* _Given request_
What is the number of lines in the entries below that include the word "MINDEN"? Provide the number only.

* _Materials provided_

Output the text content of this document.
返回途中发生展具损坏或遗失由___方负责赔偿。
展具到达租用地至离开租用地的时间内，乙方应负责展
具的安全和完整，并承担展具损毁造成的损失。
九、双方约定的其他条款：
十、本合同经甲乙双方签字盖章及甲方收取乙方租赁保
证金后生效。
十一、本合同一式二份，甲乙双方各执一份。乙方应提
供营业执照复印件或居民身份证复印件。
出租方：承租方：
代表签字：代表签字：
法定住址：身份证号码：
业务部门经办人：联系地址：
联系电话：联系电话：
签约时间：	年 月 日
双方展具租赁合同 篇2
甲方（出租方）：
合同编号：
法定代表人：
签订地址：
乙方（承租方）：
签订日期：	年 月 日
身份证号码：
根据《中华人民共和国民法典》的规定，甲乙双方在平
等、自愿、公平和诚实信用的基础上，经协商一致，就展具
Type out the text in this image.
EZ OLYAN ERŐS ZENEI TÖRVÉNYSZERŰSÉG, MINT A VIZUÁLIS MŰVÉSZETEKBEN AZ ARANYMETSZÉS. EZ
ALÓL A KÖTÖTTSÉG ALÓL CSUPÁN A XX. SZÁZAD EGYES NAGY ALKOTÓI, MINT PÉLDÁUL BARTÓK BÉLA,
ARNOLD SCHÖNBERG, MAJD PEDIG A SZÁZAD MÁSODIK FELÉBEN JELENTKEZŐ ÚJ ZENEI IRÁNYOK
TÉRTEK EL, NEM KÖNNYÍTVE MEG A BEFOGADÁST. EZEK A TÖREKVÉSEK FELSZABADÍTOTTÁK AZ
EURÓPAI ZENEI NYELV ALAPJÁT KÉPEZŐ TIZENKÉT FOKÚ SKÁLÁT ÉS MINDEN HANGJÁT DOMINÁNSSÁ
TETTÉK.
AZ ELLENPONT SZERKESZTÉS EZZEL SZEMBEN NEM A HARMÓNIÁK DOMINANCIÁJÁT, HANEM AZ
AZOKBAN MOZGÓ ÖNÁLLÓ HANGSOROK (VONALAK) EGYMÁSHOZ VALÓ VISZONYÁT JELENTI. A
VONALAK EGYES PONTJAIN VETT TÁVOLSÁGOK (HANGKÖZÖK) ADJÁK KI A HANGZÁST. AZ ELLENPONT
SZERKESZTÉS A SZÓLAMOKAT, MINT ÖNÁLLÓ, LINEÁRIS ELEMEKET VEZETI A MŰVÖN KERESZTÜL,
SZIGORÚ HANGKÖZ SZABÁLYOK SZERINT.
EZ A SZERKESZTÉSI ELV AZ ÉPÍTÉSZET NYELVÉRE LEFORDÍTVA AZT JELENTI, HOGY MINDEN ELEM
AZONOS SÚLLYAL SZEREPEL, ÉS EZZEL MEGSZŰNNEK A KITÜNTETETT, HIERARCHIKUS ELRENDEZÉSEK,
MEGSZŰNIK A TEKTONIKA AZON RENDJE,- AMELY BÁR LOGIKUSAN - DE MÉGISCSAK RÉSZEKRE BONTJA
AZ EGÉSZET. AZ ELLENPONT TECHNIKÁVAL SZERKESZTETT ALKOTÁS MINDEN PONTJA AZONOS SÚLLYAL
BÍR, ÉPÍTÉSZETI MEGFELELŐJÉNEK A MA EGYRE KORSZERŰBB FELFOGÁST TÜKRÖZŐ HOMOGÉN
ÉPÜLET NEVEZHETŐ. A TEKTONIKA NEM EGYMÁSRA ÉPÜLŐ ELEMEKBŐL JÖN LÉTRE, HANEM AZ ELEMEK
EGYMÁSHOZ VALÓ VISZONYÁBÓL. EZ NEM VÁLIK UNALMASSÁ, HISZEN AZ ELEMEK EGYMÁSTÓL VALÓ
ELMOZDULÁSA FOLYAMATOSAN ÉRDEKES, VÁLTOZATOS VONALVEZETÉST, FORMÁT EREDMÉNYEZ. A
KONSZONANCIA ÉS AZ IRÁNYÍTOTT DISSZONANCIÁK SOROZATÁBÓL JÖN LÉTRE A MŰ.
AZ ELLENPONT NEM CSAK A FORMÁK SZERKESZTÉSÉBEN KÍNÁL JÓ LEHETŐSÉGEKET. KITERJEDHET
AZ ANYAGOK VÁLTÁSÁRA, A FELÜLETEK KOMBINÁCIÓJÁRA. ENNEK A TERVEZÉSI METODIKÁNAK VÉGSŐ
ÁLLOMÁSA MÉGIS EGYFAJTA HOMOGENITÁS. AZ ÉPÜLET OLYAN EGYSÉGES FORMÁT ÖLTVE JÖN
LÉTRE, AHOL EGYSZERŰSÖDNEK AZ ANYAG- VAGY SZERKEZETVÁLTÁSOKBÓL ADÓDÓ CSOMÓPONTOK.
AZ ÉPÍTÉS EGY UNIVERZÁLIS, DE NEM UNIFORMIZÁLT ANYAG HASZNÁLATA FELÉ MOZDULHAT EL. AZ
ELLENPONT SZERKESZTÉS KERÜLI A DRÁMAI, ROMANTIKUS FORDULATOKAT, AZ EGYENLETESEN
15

* _Solution to this problem_
3